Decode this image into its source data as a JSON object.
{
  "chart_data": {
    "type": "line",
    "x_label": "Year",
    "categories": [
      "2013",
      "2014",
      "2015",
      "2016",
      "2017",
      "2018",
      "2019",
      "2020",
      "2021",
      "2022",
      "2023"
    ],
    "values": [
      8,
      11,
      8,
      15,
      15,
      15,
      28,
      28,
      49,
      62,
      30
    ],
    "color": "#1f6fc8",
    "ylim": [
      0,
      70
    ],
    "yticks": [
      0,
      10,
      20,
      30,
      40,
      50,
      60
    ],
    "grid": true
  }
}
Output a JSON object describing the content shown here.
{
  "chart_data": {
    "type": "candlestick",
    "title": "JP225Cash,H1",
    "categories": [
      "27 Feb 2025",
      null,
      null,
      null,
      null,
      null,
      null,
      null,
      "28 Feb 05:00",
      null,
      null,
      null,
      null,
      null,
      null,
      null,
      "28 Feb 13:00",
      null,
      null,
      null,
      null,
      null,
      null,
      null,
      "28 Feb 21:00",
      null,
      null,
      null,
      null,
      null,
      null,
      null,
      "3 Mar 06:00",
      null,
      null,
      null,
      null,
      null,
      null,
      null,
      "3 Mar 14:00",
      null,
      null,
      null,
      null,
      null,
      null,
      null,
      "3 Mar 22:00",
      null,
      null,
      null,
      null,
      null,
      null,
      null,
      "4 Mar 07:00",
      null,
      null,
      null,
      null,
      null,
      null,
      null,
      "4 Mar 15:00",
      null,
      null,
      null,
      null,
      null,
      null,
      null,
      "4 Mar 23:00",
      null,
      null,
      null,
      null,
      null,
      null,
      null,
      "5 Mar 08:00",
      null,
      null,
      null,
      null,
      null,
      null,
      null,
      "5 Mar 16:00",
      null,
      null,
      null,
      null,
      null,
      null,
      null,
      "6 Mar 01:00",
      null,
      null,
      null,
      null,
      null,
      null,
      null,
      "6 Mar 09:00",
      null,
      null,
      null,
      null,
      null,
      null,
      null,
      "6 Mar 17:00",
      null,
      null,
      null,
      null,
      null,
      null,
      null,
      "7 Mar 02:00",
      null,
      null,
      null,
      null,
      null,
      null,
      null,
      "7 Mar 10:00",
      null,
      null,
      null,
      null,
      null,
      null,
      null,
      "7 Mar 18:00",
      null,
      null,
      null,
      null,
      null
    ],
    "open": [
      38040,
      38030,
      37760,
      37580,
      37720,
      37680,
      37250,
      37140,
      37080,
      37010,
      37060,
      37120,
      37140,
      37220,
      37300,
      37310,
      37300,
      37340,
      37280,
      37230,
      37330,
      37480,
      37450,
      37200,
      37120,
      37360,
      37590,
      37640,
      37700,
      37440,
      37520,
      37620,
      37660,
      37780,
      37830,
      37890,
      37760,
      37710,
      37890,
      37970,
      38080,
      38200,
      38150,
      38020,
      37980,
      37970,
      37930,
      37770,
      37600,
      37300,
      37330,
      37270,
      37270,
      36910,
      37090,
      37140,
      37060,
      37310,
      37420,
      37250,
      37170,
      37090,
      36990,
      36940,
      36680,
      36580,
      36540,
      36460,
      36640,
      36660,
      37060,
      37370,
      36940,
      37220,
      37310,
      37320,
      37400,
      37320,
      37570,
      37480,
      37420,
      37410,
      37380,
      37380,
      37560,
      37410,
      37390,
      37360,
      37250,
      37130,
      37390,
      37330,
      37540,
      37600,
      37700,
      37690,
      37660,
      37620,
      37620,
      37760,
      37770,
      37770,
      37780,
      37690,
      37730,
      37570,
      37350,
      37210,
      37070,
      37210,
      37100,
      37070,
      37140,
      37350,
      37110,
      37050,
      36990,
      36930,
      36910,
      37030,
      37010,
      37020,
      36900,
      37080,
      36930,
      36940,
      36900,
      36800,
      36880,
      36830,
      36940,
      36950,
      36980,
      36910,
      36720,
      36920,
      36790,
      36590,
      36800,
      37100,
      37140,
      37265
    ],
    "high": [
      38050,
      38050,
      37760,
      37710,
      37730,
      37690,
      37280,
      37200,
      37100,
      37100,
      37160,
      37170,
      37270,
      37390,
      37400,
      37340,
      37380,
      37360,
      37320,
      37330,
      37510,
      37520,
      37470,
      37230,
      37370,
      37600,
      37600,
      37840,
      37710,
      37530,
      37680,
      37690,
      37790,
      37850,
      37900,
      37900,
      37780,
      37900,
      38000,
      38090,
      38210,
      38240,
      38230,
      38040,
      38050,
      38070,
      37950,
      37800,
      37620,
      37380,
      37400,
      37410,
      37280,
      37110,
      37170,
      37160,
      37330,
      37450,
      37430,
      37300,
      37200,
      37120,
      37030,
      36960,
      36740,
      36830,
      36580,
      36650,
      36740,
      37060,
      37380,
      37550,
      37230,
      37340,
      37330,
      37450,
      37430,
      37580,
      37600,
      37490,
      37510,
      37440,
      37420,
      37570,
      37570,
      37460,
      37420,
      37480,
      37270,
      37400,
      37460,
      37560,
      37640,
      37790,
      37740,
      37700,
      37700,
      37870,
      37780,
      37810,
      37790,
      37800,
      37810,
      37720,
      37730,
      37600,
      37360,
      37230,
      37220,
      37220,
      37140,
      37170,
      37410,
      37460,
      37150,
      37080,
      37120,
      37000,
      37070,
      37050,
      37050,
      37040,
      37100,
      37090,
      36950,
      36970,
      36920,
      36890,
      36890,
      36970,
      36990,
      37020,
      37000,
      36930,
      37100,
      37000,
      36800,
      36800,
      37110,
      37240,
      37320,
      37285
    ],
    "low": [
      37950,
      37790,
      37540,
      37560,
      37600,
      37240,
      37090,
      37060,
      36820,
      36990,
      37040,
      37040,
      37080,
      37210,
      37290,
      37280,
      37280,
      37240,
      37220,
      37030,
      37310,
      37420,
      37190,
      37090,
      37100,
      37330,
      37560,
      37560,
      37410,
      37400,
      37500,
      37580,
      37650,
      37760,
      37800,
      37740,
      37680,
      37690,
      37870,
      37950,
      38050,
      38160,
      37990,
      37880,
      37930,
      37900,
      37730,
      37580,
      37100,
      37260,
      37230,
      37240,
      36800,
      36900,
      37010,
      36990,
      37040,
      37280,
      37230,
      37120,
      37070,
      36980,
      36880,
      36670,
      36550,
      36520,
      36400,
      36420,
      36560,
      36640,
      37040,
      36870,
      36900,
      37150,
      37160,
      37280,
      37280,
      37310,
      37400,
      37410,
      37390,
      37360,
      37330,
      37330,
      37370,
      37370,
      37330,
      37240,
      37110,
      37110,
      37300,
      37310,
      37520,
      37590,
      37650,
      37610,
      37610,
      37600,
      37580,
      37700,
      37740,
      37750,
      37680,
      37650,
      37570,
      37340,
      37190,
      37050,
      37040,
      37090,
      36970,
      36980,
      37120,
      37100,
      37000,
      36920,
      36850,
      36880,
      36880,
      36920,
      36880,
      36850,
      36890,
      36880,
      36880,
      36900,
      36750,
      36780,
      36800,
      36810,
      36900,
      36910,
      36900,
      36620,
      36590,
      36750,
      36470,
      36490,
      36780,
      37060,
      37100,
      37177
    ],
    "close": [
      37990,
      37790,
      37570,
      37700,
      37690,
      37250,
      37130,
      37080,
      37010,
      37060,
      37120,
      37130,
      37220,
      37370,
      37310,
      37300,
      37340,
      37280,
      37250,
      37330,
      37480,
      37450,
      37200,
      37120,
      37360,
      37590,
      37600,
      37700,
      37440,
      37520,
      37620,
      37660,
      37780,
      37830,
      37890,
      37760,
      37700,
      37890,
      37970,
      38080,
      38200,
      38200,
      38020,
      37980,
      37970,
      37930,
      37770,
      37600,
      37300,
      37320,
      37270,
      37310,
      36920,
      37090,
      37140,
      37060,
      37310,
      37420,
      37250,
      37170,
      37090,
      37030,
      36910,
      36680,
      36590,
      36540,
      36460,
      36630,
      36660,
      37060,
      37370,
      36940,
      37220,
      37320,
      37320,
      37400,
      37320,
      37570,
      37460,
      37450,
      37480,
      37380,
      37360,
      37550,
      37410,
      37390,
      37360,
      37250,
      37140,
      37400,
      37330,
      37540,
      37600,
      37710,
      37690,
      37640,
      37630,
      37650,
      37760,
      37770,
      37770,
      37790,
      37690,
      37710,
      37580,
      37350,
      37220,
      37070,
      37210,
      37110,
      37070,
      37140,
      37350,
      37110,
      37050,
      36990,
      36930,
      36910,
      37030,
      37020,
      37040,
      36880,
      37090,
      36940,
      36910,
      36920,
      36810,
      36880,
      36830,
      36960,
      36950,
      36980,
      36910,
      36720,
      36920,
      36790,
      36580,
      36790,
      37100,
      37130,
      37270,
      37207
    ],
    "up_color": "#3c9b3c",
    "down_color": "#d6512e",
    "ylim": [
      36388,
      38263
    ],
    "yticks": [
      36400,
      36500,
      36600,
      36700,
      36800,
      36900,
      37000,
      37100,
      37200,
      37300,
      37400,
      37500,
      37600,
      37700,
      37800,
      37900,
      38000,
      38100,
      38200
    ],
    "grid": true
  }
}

=====

◆ **Brief**:
Look through the material and say how many lines hold "object". Give the number only.

◆ **Answer to the task**:
2